▸ **Records in a dataset**
— start —
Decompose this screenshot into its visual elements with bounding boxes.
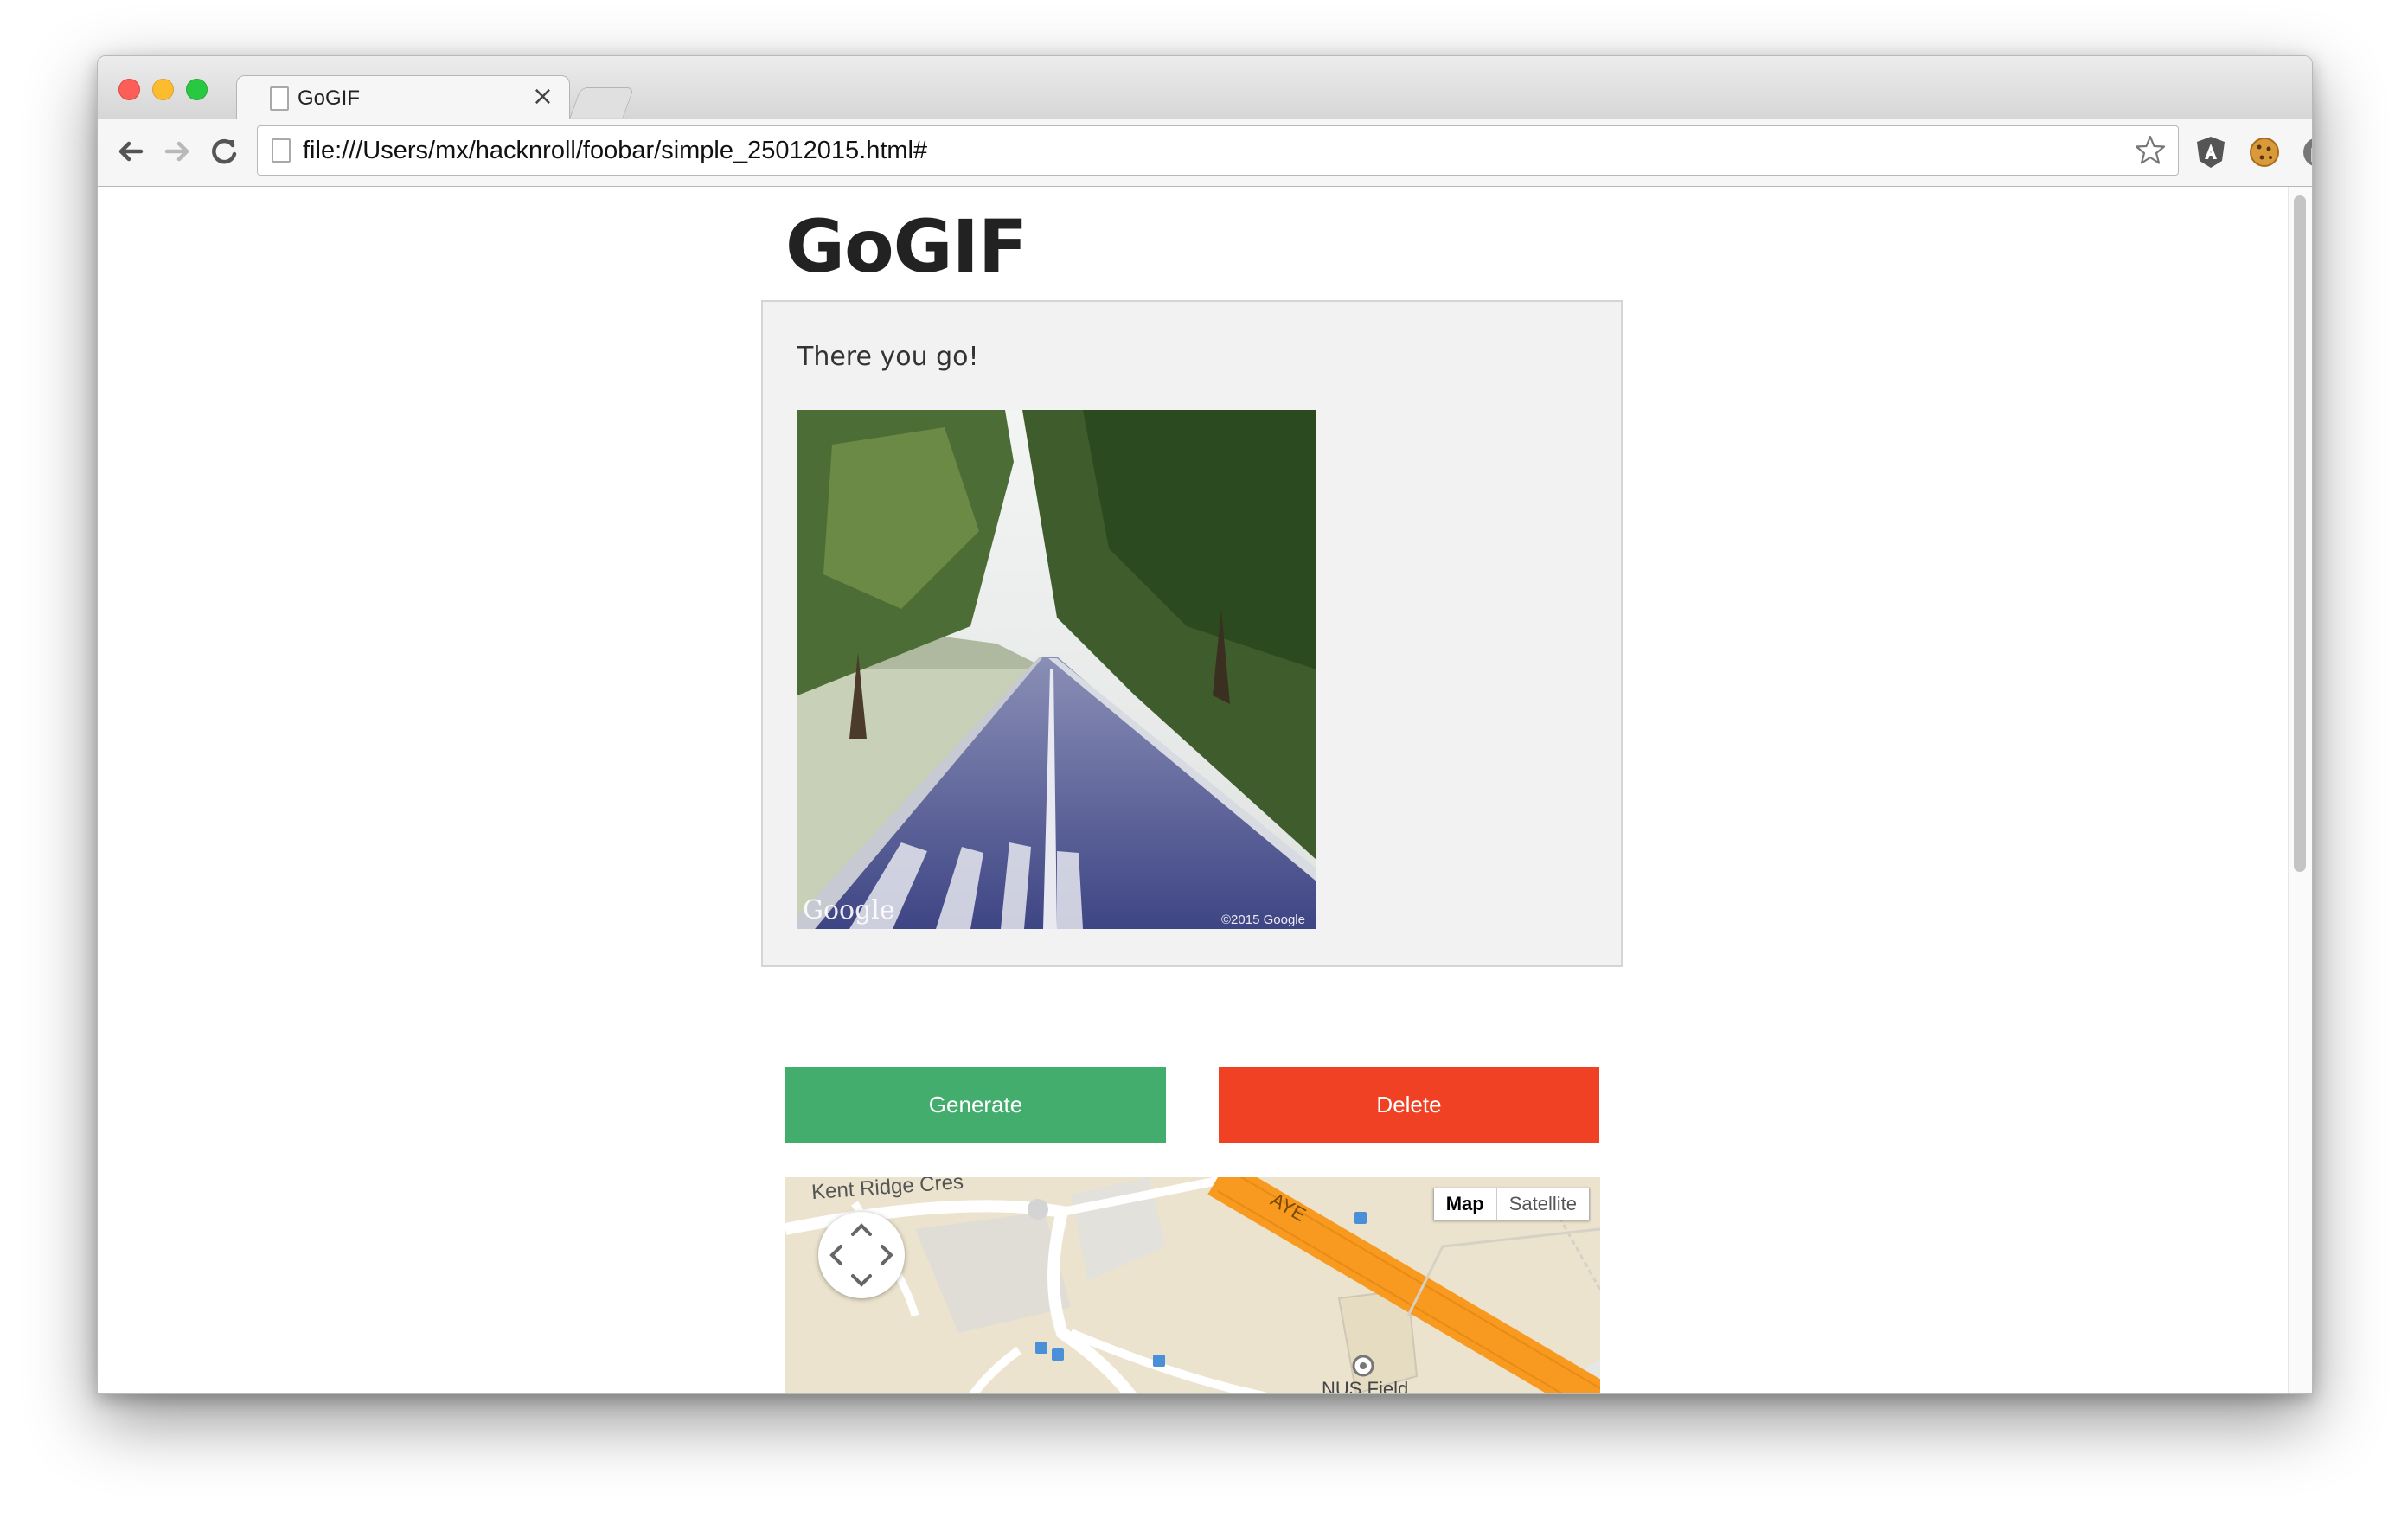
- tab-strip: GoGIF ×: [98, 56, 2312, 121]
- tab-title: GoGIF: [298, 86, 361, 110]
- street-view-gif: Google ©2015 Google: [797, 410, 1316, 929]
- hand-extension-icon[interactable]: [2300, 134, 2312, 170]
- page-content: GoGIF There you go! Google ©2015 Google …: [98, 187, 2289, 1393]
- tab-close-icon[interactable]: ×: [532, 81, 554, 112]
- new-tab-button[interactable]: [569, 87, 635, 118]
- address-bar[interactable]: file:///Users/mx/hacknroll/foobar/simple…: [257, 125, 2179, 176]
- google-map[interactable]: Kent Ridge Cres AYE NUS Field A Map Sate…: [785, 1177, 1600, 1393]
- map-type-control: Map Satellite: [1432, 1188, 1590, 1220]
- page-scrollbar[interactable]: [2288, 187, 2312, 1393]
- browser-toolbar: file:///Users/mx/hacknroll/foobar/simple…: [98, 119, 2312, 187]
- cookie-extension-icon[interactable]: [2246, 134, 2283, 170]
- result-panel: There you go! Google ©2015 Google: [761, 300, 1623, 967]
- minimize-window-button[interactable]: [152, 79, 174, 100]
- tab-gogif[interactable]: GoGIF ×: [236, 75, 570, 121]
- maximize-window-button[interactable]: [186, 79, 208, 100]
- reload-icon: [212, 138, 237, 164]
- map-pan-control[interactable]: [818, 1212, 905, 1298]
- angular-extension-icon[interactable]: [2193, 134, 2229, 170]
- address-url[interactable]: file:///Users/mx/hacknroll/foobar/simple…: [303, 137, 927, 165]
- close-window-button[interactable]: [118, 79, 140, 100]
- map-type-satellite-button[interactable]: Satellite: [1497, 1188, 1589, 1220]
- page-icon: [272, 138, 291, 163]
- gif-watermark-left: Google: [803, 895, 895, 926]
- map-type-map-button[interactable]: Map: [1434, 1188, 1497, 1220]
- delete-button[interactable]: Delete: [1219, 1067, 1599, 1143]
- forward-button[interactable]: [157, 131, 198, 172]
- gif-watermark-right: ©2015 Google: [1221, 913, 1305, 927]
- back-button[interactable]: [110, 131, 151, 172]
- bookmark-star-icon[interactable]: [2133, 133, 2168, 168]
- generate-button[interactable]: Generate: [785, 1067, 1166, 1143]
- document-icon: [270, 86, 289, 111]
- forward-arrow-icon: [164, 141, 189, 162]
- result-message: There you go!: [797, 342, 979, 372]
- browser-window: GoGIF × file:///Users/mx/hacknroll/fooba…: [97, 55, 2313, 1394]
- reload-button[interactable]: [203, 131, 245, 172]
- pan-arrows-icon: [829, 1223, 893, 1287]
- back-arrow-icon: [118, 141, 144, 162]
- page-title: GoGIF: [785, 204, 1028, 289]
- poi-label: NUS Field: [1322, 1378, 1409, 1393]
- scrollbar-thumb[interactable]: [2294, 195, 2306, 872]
— end —
— start —
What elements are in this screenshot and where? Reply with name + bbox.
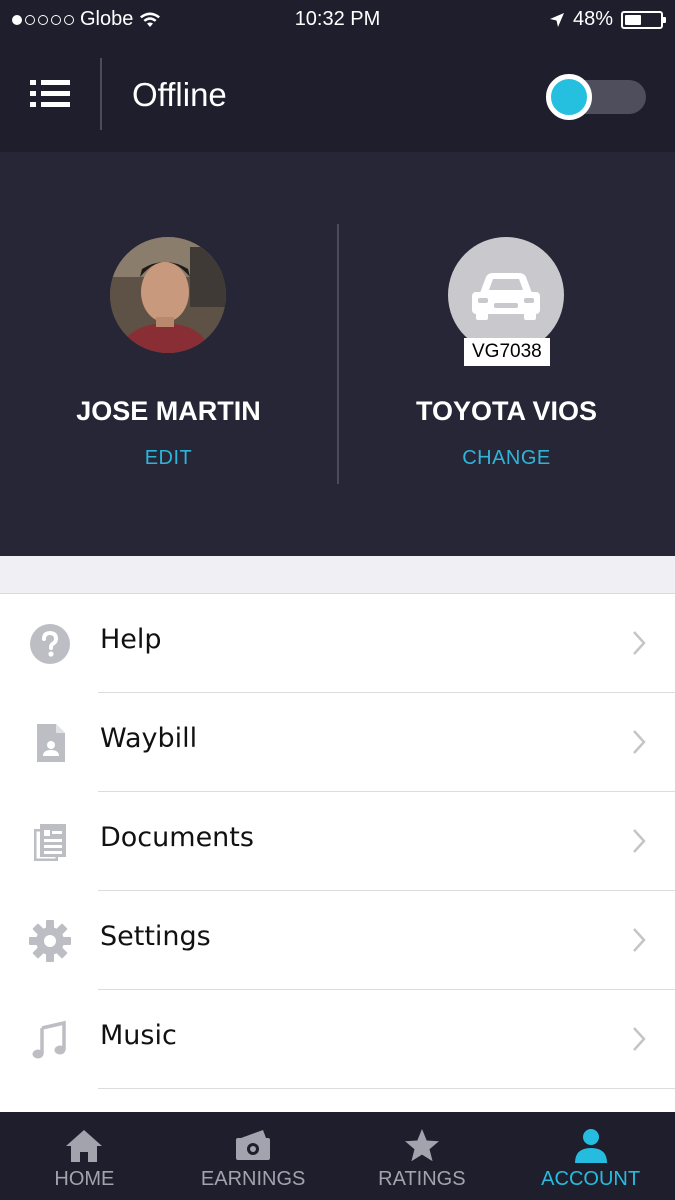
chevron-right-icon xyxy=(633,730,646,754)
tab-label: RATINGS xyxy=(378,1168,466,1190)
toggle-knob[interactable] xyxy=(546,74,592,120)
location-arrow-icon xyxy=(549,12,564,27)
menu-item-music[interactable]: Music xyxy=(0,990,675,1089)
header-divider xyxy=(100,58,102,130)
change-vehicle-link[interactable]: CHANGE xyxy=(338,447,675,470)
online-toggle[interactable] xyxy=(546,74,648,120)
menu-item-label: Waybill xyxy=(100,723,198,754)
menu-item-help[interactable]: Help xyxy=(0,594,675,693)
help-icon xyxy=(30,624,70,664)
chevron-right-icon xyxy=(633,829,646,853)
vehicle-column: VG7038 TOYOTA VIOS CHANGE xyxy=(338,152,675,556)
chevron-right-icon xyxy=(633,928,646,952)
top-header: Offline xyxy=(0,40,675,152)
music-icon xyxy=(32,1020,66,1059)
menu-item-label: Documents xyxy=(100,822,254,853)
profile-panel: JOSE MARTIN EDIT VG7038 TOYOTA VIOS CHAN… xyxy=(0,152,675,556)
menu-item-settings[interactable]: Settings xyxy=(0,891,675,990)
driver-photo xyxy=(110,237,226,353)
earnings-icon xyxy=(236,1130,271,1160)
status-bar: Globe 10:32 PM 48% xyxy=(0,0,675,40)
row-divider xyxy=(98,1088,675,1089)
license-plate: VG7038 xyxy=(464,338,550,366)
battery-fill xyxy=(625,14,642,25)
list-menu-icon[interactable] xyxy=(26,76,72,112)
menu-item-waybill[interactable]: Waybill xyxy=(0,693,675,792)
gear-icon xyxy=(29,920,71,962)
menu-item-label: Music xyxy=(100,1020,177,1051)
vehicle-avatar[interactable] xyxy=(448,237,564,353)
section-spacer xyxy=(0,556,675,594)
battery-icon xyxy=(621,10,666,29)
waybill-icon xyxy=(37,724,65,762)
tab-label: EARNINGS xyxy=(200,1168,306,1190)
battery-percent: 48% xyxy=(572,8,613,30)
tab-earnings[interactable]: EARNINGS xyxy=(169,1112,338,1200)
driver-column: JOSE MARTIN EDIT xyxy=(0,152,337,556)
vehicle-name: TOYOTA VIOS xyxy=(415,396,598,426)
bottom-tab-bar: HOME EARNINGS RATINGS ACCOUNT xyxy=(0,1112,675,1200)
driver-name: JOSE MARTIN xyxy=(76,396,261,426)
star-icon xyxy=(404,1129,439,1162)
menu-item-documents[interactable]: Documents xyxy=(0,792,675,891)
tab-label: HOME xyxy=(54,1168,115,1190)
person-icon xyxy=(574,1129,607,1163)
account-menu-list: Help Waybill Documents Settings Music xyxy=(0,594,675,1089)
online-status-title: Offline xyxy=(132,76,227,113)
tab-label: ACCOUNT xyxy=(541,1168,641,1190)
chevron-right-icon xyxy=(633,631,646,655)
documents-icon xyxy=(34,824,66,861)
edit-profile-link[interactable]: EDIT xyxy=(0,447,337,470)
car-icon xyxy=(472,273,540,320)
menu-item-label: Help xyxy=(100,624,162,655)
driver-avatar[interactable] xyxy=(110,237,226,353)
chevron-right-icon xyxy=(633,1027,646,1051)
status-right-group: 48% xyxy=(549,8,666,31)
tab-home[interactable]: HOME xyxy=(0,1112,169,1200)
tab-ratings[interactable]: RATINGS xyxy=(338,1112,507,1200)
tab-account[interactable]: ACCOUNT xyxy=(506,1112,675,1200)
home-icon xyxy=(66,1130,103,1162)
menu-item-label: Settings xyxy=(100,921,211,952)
— end —
▸ **The task**
Can you rewrite the lines starting with the line containing "chevron-right-icon xyxy=(633,730,646,754)" and going on through the line containing "row-divider xyxy=(98,1088,675,1089)", substituting "Logbook" for "Waybill" and leaving everything else unchanged?

▸ **Result below**
chevron-right-icon xyxy=(633,730,646,754)
tab-label: RATINGS xyxy=(378,1168,466,1190)
toggle-knob[interactable] xyxy=(546,74,592,120)
location-arrow-icon xyxy=(549,12,564,27)
menu-item-music[interactable]: Music xyxy=(0,990,675,1089)
header-divider xyxy=(100,58,102,130)
change-vehicle-link[interactable]: CHANGE xyxy=(338,447,675,470)
online-toggle[interactable] xyxy=(546,74,648,120)
menu-item-label: Logbook xyxy=(100,723,198,754)
menu-item-help[interactable]: Help xyxy=(0,594,675,693)
help-icon xyxy=(30,624,70,664)
chevron-right-icon xyxy=(633,829,646,853)
vehicle-column: VG7038 TOYOTA VIOS CHANGE xyxy=(338,152,675,556)
chevron-right-icon xyxy=(633,928,646,952)
top-header: Offline xyxy=(0,40,675,152)
music-icon xyxy=(32,1020,66,1059)
menu-item-label: Documents xyxy=(100,822,254,853)
profile-panel: JOSE MARTIN EDIT VG7038 TOYOTA VIOS CHAN… xyxy=(0,152,675,556)
menu-item-settings[interactable]: Settings xyxy=(0,891,675,990)
driver-photo xyxy=(110,237,226,353)
earnings-icon xyxy=(236,1130,271,1160)
status-bar: Globe 10:32 PM 48% xyxy=(0,0,675,40)
row-divider xyxy=(98,1088,675,1089)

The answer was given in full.